TASK BRIEF:
Below is a block of records: output all of them exactly and leave out the pictures.

SOURCE MATERIAL:

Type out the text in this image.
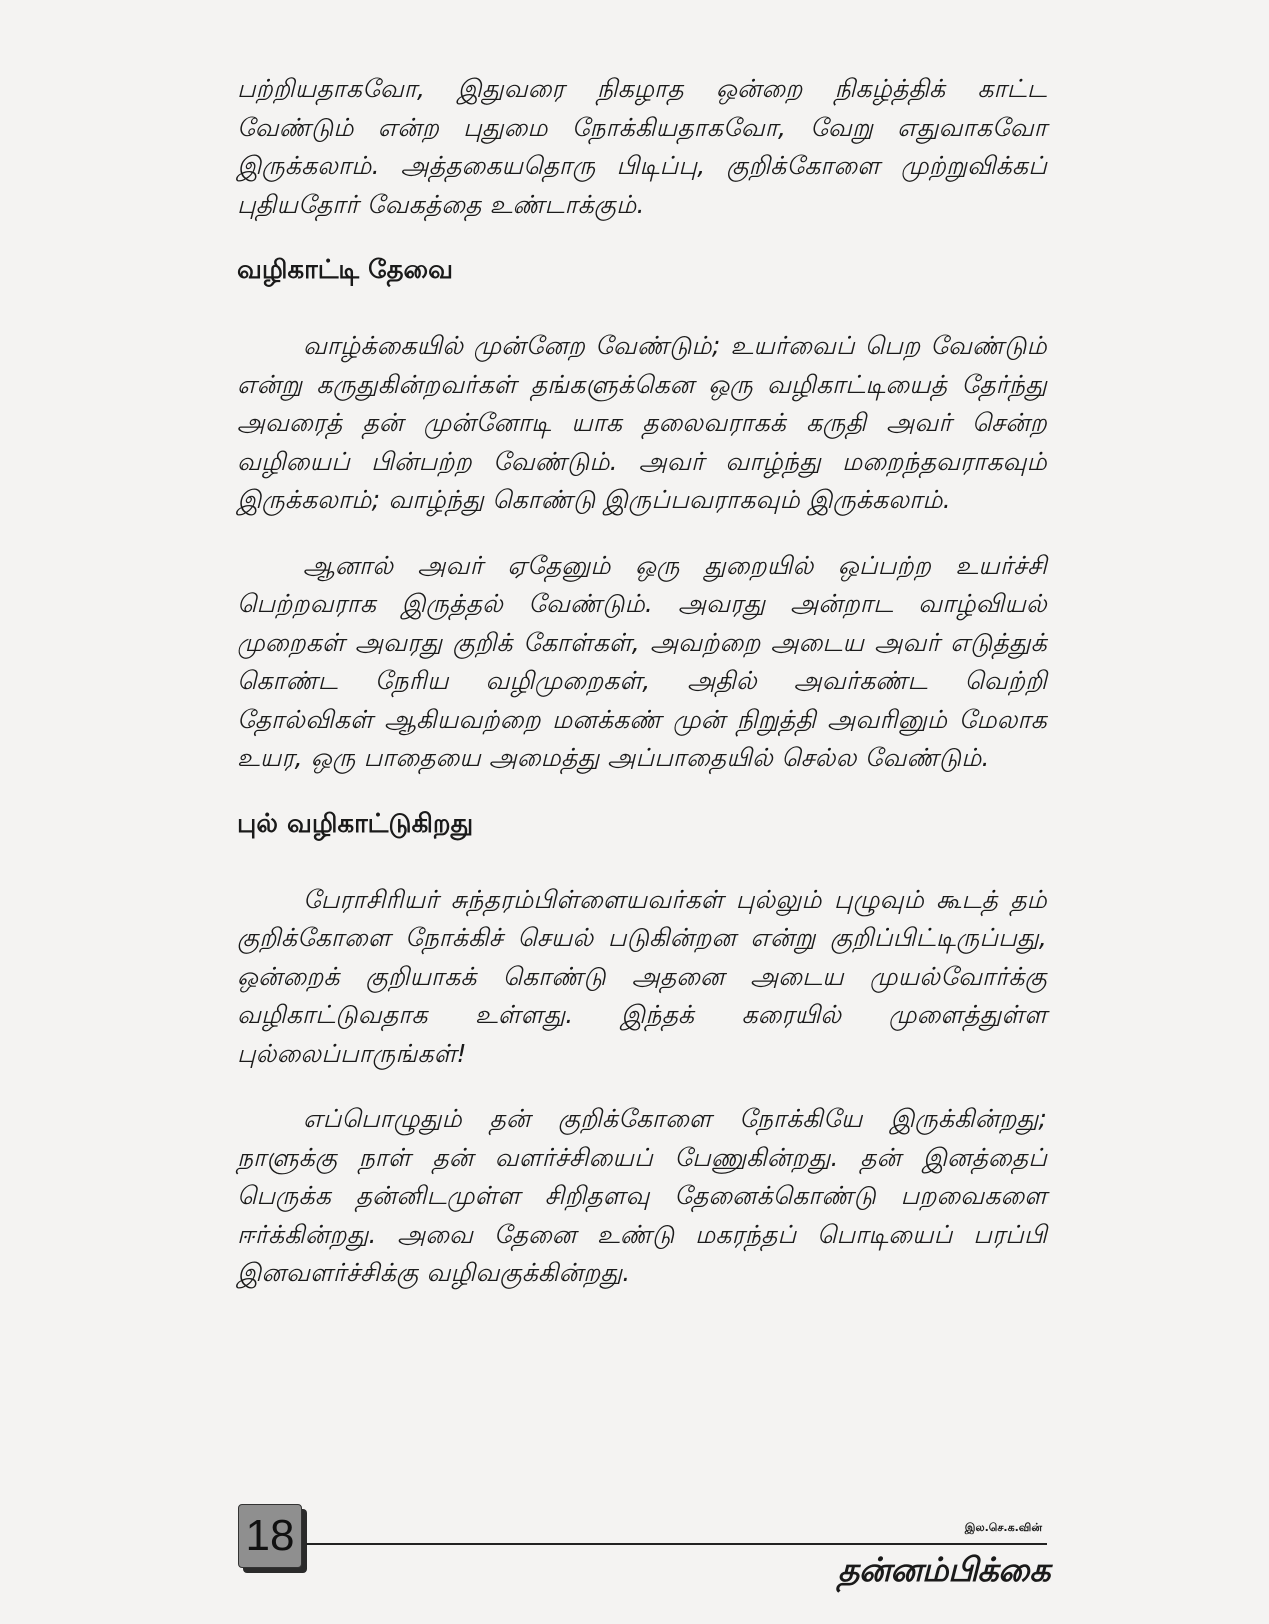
பற்றியதாகவோ, இதுவரை நிகழாத ஒன்றை நிகழ்த்திக் காட்ட வேண்டும் என்ற புதுமை நோக்கியதாகவோ, வேறு எதுவாகவோ இருக்கலாம். அத்தகையதொரு பிடிப்பு, குறிக்கோளை முற்றுவிக்கப் புதியதோர் வேகத்தை உண்டாக்கும்.

வழிகாட்டி தேவை

வாழ்க்கையில் முன்னேற வேண்டும்; உயர்வைப் பெற வேண்டும் என்று கருதுகின்றவர்கள் தங்களுக்கென ஒரு வழிகாட்டியைத் தேர்ந்து அவரைத் தன் முன்னோடி யாக தலைவராகக் கருதி அவர் சென்ற வழியைப் பின்பற்ற வேண்டும். அவர் வாழ்ந்து மறைந்தவராகவும் இருக்கலாம்; வாழ்ந்து கொண்டு இருப்பவராகவும் இருக்கலாம்.

ஆனால் அவர் ஏதேனும் ஒரு துறையில் ஒப்பற்ற உயர்ச்சி பெற்றவராக இருத்தல் வேண்டும். அவரது அன்றாட வாழ்வியல் முறைகள் அவரது குறிக் கோள்கள், அவற்றை அடைய அவர் எடுத்துக் கொண்ட நேரிய வழிமுறைகள், அதில் அவர்கண்ட வெற்றி தோல்விகள் ஆகியவற்றை மனக்கண் முன் நிறுத்தி அவரினும் மேலாக உயர, ஒரு பாதையை அமைத்து அப்பாதையில் செல்ல வேண்டும்.

புல் வழிகாட்டுகிறது

பேராசிரியர் சுந்தரம்பிள்ளையவர்கள் புல்லும் புழுவும் கூடத் தம் குறிக்கோளை நோக்கிச் செயல் படுகின்றன என்று குறிப்பிட்டிருப்பது, ஒன்றைக் குறியாகக் கொண்டு அதனை அடைய முயல்வோர்க்கு வழிகாட்டுவதாக உள்ளது. இந்தக் கரையில் முளைத்துள்ள புல்லைப்பாருங்கள்!

எப்பொழுதும் தன் குறிக்கோளை நோக்கியே இருக்கின்றது; நாளுக்கு நாள் தன் வளர்ச்சியைப் பேணுகின்றது. தன் இனத்தைப் பெருக்க தன்னிடமுள்ள சிறிதளவு தேனைக்கொண்டு பறவைகளை ஈர்க்கின்றது. அவை தேனை உண்டு மகரந்தப் பொடியைப் பரப்பி இனவளர்ச்சிக்கு வழிவகுக்கின்றது.

18	இல.செ.க.வின்
தன்னம்பிக்கை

CORRECT RESPONSE:
Type out the text in this image.
பற்றியதாகவோ, இதுவரை நிகழாத ஒன்றை நிகழ்த்திக் காட்ட வேண்டும் என்ற புதுமை நோக்கியதாகவோ, வேறு எதுவாகவோ இருக்கலாம். அத்தகையதொரு பிடிப்பு, குறிக்கோளை முற்றுவிக்கப் புதியதோர் வேகத்தை உண்டாக்கும்.

வழிகாட்டி தேவை

வாழ்க்கையில் முன்னேற வேண்டும்; உயர்வைப் பெற வேண்டும் என்று கருதுகின்றவர்கள் தங்களுக்கென ஒரு வழிகாட்டியைத் தேர்ந்து அவரைத் தன் முன்னோடி யாக தலைவராகக் கருதி அவர் சென்ற வழியைப் பின்பற்ற வேண்டும். அவர் வாழ்ந்து மறைந்தவராகவும் இருக்கலாம்; வாழ்ந்து கொண்டு இருப்பவராகவும் இருக்கலாம்.

ஆனால் அவர் ஏதேனும் ஒரு துறையில் ஒப்பற்ற உயர்ச்சி பெற்றவராக இருத்தல் வேண்டும். அவரது அன்றாட வாழ்வியல் முறைகள் அவரது குறிக் கோள்கள், அவற்றை அடைய அவர் எடுத்துக் கொண்ட நேரிய வழிமுறைகள், அதில் அவர்கண்ட வெற்றி தோல்விகள் ஆகியவற்றை மனக்கண் முன் நிறுத்தி அவரினும் மேலாக உயர, ஒரு பாதையை அமைத்து அப்பாதையில் செல்ல வேண்டும்.

புல் வழிகாட்டுகிறது

பேராசிரியர் சுந்தரம்பிள்ளையவர்கள் புல்லும் புழுவும் கூடத் தம் குறிக்கோளை நோக்கிச் செயல் படுகின்றன என்று குறிப்பிட்டிருப்பது, ஒன்றைக் குறியாகக் கொண்டு அதனை அடைய முயல்வோர்க்கு வழிகாட்டுவதாக உள்ளது. இந்தக் கரையில் முளைத்துள்ள புல்லைப்பாருங்கள்!

எப்பொழுதும் தன் குறிக்கோளை நோக்கியே இருக்கின்றது; நாளுக்கு நாள் தன் வளர்ச்சியைப் பேணுகின்றது. தன் இனத்தைப் பெருக்க தன்னிடமுள்ள சிறிதளவு தேனைக்கொண்டு பறவைகளை ஈர்க்கின்றது. அவை தேனை உண்டு மகரந்தப் பொடியைப் பரப்பி இனவளர்ச்சிக்கு வழிவகுக்கின்றது.

18	இல.செ.க.வின்
தன்னம்பிக்கை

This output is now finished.